● Extracted material

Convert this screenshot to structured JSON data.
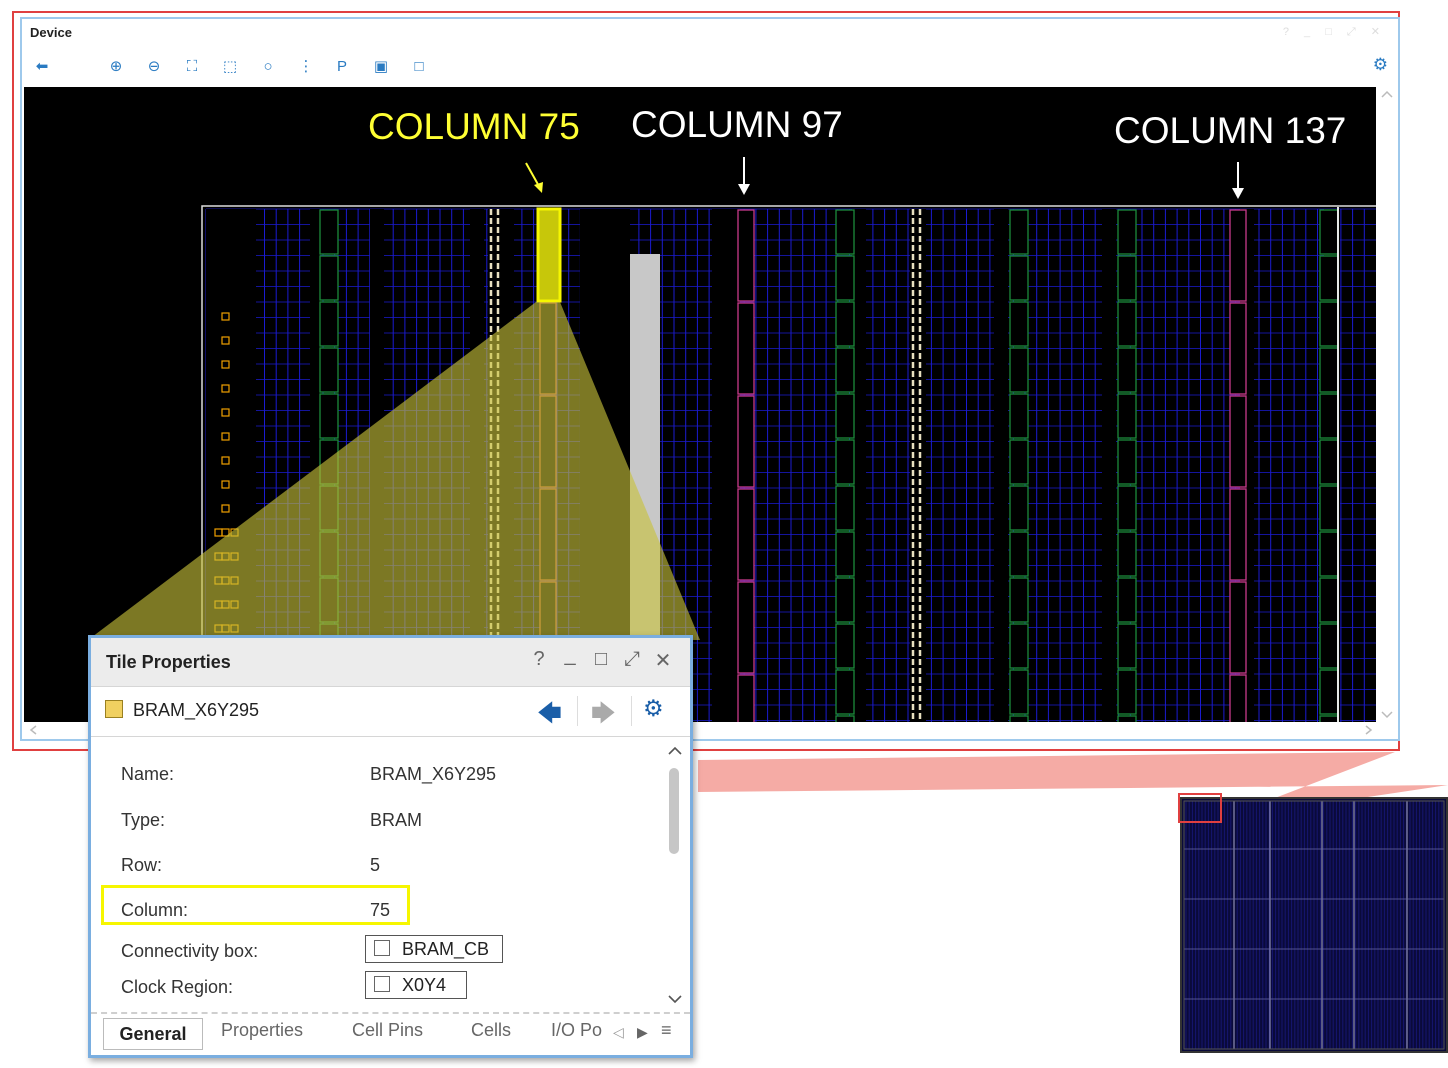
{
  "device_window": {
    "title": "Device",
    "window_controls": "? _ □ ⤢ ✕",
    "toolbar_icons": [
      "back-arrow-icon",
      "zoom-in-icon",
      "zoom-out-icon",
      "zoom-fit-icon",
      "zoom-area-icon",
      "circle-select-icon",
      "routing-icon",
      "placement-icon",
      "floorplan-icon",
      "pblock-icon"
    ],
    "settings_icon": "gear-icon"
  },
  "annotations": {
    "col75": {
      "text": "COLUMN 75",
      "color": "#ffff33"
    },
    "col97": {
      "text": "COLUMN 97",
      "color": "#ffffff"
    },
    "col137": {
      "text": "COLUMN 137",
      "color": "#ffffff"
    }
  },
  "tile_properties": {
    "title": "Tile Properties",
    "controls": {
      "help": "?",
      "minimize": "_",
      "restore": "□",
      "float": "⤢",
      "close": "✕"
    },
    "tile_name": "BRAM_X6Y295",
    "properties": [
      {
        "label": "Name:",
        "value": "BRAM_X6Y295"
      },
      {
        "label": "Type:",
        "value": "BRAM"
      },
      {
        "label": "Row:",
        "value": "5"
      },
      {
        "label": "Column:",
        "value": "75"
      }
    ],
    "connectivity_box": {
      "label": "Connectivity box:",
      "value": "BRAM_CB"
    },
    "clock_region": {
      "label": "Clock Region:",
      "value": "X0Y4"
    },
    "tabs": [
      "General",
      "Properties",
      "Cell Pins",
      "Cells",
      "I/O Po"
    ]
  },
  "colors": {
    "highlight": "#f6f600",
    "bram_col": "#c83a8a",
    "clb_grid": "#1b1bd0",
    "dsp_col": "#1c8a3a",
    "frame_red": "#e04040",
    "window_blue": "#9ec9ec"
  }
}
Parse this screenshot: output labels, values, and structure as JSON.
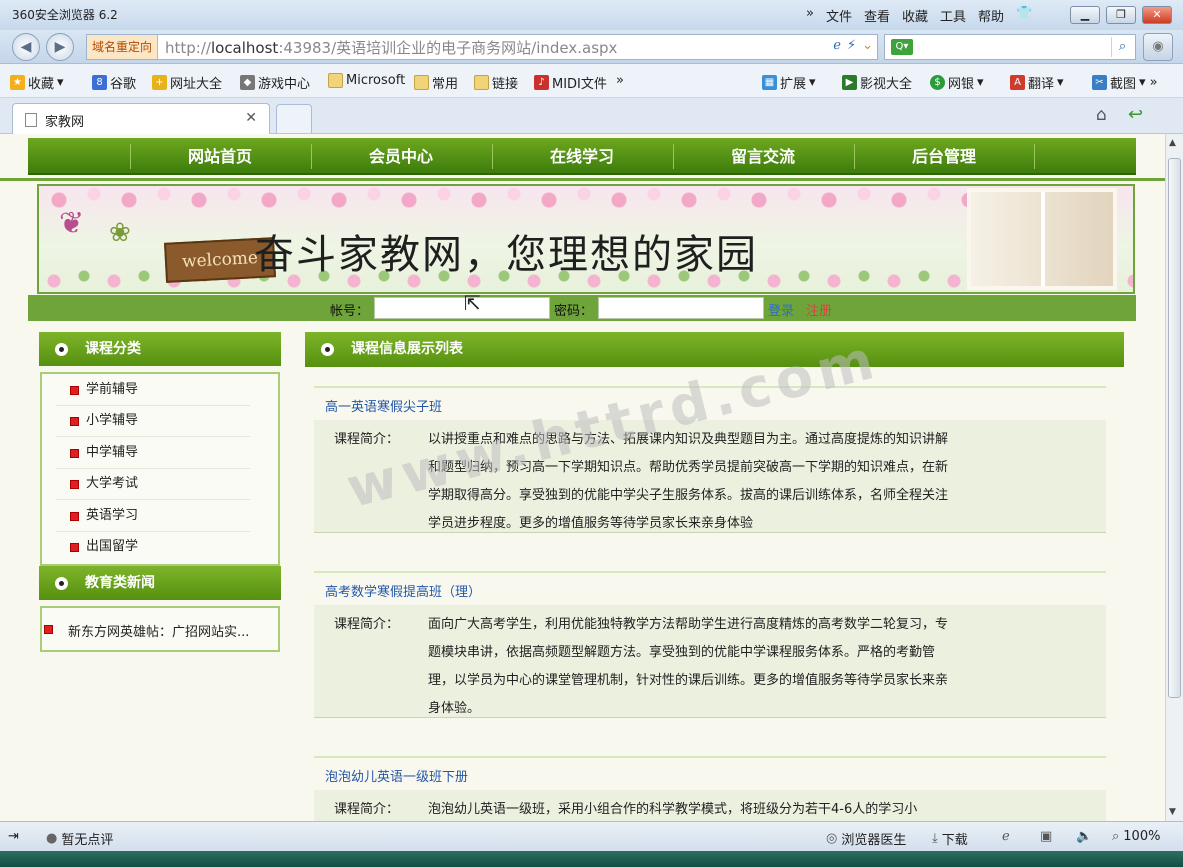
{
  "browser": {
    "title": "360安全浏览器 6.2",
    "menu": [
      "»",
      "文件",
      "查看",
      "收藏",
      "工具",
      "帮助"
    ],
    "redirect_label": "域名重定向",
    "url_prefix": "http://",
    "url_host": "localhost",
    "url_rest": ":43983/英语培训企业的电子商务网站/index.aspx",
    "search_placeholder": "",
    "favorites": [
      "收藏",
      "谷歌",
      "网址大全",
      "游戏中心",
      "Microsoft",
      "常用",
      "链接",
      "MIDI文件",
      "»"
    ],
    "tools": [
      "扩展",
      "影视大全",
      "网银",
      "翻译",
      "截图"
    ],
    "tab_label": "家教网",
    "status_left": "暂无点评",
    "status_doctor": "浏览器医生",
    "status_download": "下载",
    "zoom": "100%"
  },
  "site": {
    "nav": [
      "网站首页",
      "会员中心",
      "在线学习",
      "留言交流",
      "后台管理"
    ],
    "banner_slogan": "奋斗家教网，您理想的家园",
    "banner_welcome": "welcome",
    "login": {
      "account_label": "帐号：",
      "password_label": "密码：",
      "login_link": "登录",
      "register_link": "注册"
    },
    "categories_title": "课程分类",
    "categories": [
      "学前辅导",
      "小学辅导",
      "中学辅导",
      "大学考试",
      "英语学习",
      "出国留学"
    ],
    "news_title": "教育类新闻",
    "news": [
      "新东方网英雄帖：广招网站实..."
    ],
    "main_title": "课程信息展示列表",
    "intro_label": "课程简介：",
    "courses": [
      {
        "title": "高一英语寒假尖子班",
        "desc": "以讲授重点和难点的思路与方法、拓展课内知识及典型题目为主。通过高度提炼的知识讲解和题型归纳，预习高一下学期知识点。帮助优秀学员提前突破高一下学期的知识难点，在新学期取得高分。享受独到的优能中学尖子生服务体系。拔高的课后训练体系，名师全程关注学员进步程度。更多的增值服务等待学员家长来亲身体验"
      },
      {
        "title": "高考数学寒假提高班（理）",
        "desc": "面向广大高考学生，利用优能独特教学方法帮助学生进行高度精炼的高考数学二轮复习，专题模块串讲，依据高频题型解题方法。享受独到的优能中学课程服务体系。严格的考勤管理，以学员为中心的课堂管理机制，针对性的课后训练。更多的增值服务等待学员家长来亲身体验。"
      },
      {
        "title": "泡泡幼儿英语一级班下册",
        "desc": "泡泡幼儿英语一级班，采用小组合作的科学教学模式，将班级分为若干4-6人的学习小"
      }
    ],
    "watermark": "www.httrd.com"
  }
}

● Task details
Leave out the pictures and copy everything else in the records word for word.

● Complete response
Convert this screenshot to structured JSON data.
{
  "device_window": {
    "title": "Device",
    "window_controls": "? _ □ ⤢ ✕",
    "toolbar_icons": [
      "back-arrow-icon",
      "zoom-in-icon",
      "zoom-out-icon",
      "zoom-fit-icon",
      "zoom-area-icon",
      "circle-select-icon",
      "routing-icon",
      "placement-icon",
      "floorplan-icon",
      "pblock-icon"
    ],
    "settings_icon": "gear-icon"
  },
  "annotations": {
    "col75": {
      "text": "COLUMN 75",
      "color": "#ffff33"
    },
    "col97": {
      "text": "COLUMN 97",
      "color": "#ffffff"
    },
    "col137": {
      "text": "COLUMN 137",
      "color": "#ffffff"
    }
  },
  "tile_properties": {
    "title": "Tile Properties",
    "controls": {
      "help": "?",
      "minimize": "_",
      "restore": "□",
      "float": "⤢",
      "close": "✕"
    },
    "tile_name": "BRAM_X6Y295",
    "properties": [
      {
        "label": "Name:",
        "value": "BRAM_X6Y295"
      },
      {
        "label": "Type:",
        "value": "BRAM"
      },
      {
        "label": "Row:",
        "value": "5"
      },
      {
        "label": "Column:",
        "value": "75"
      }
    ],
    "connectivity_box": {
      "label": "Connectivity box:",
      "value": "BRAM_CB"
    },
    "clock_region": {
      "label": "Clock Region:",
      "value": "X0Y4"
    },
    "tabs": [
      "General",
      "Properties",
      "Cell Pins",
      "Cells",
      "I/O Po"
    ]
  },
  "colors": {
    "highlight": "#f6f600",
    "bram_col": "#c83a8a",
    "clb_grid": "#1b1bd0",
    "dsp_col": "#1c8a3a",
    "frame_red": "#e04040",
    "window_blue": "#9ec9ec"
  }
}
Parse this screenshot: output labels, values, and structure as JSON.
{
  "browser": {
    "title": "360安全浏览器 6.2",
    "menu": [
      "»",
      "文件",
      "查看",
      "收藏",
      "工具",
      "帮助"
    ],
    "redirect_label": "域名重定向",
    "url_prefix": "http://",
    "url_host": "localhost",
    "url_rest": ":43983/英语培训企业的电子商务网站/index.aspx",
    "search_placeholder": "",
    "favorites": [
      "收藏",
      "谷歌",
      "网址大全",
      "游戏中心",
      "Microsoft",
      "常用",
      "链接",
      "MIDI文件",
      "»"
    ],
    "tools": [
      "扩展",
      "影视大全",
      "网银",
      "翻译",
      "截图"
    ],
    "tab_label": "家教网",
    "status_left": "暂无点评",
    "status_doctor": "浏览器医生",
    "status_download": "下载",
    "zoom": "100%"
  },
  "site": {
    "nav": [
      "网站首页",
      "会员中心",
      "在线学习",
      "留言交流",
      "后台管理"
    ],
    "banner_slogan": "奋斗家教网，您理想的家园",
    "banner_welcome": "welcome",
    "login": {
      "account_label": "帐号：",
      "password_label": "密码：",
      "login_link": "登录",
      "register_link": "注册"
    },
    "categories_title": "课程分类",
    "categories": [
      "学前辅导",
      "小学辅导",
      "中学辅导",
      "大学考试",
      "英语学习",
      "出国留学"
    ],
    "news_title": "教育类新闻",
    "news": [
      "新东方网英雄帖：广招网站实..."
    ],
    "main_title": "课程信息展示列表",
    "intro_label": "课程简介：",
    "courses": [
      {
        "title": "高一英语寒假尖子班",
        "desc": "以讲授重点和难点的思路与方法、拓展课内知识及典型题目为主。通过高度提炼的知识讲解和题型归纳，预习高一下学期知识点。帮助优秀学员提前突破高一下学期的知识难点，在新学期取得高分。享受独到的优能中学尖子生服务体系。拔高的课后训练体系，名师全程关注学员进步程度。更多的增值服务等待学员家长来亲身体验"
      },
      {
        "title": "高考数学寒假提高班（理）",
        "desc": "面向广大高考学生，利用优能独特教学方法帮助学生进行高度精炼的高考数学二轮复习，专题模块串讲，依据高频题型解题方法。享受独到的优能中学课程服务体系。严格的考勤管理，以学员为中心的课堂管理机制，针对性的课后训练。更多的增值服务等待学员家长来亲身体验。"
      },
      {
        "title": "泡泡幼儿英语一级班下册",
        "desc": "泡泡幼儿英语一级班，采用小组合作的科学教学模式，将班级分为若干4-6人的学习小"
      }
    ],
    "watermark": "www.httrd.com"
  }
}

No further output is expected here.